-- start of RECORDS SHOWN --
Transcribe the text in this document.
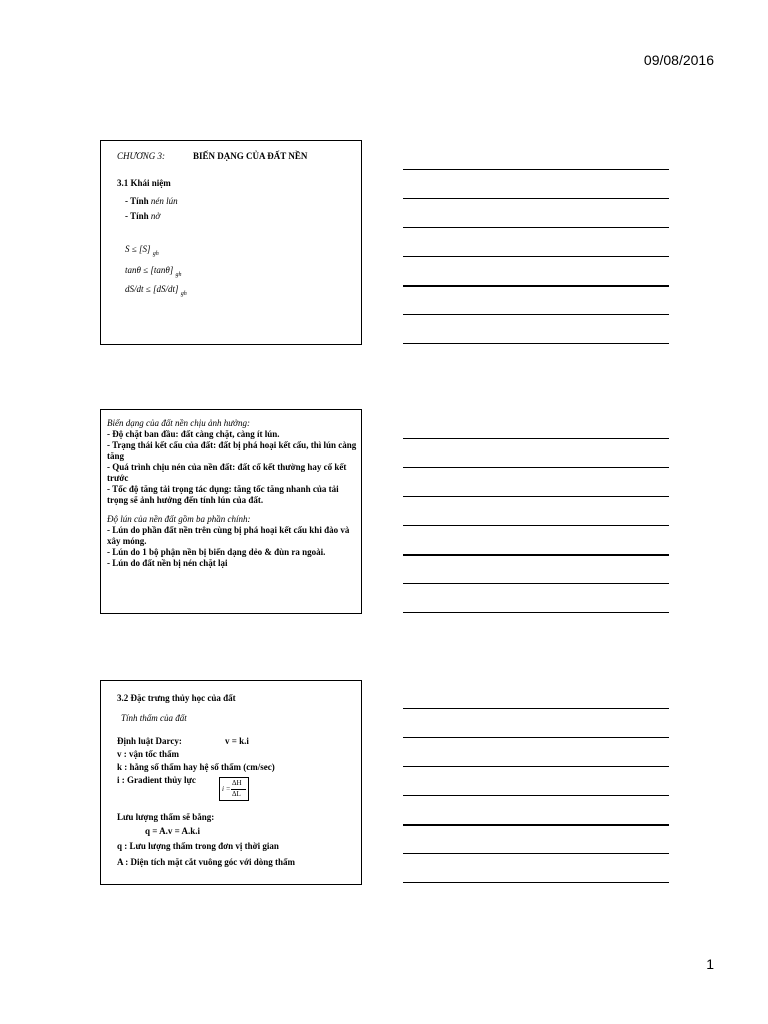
09/08/2016
CHƯƠNG 3:	BIẾN DẠNG CỦA ĐẤT NỀN
3.1 Khái niệm
- Tính nén lún
- Tính nở
S ≤ [S] $_{gh}$
tanθ ≤ [tanθ] $_{gh}$
dS/dt ≤ [dS/dt] $_{gh}$

Biến dạng của đất nền chịu ảnh hưởng:

- Độ chặt ban đầu: đất càng chặt, càng ít lún.

- Trạng thái kết cấu của đất: đất bị phá hoại kết cấu, thì lún càng tăng

- Quá trình chịu nén của nền đất: đất cố kết thường hay cố kết trước

- Tốc độ tăng tải trọng tác dụng: tăng tốc tăng nhanh của tải trọng sẽ ảnh hưởng đến tính lún của đất.

Độ lún của nền đất gồm ba phần chính:

- Lún do phần đất nền trên cùng bị phá hoại kết cấu khi đào và xây móng.

- Lún do 1 bộ phận nền bị biến dạng dẻo & đùn ra ngoài.

- Lún do đất nền bị nén chặt lại

3.2 Đặc trưng thủy học của đất
Tính thấm của đất
Định luật Darcy:	v = k.i
v : vận tốc thấm
k : hằng số thấm hay hệ số thấm (cm/sec)
i : Gradient thủy lực
i =
ΔH
ΔL
Lưu lượng thấm sẽ bằng:
q = A.v = A.k.i
q : Lưu lượng thấm trong đơn vị thời gian
A : Diện tích mặt cắt vuông góc với dòng thấm
1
-- end of RECORDS SHOWN --
Each record above should be copied character for character, with pictures dropped.

Transcribe the text in this document.
09/08/2016
CHƯƠNG 3:	BIẾN DẠNG CỦA ĐẤT NỀN
3.1 Khái niệm
- Tính nén lún
- Tính nở
S ≤ [S] $_{gh}$
tanθ ≤ [tanθ] $_{gh}$
dS/dt ≤ [dS/dt] $_{gh}$

Biến dạng của đất nền chịu ảnh hưởng:

- Độ chặt ban đầu: đất càng chặt, càng ít lún.

- Trạng thái kết cấu của đất: đất bị phá hoại kết cấu, thì lún càng tăng

- Quá trình chịu nén của nền đất: đất cố kết thường hay cố kết trước

- Tốc độ tăng tải trọng tác dụng: tăng tốc tăng nhanh của tải trọng sẽ ảnh hưởng đến tính lún của đất.

Độ lún của nền đất gồm ba phần chính:

- Lún do phần đất nền trên cùng bị phá hoại kết cấu khi đào và xây móng.

- Lún do 1 bộ phận nền bị biến dạng dẻo & đùn ra ngoài.

- Lún do đất nền bị nén chặt lại

3.2 Đặc trưng thủy học của đất
Tính thấm của đất
Định luật Darcy:	v = k.i
v : vận tốc thấm
k : hằng số thấm hay hệ số thấm (cm/sec)
i : Gradient thủy lực
i =
ΔH
ΔL
Lưu lượng thấm sẽ bằng:
q = A.v = A.k.i
q : Lưu lượng thấm trong đơn vị thời gian
A : Diện tích mặt cắt vuông góc với dòng thấm
1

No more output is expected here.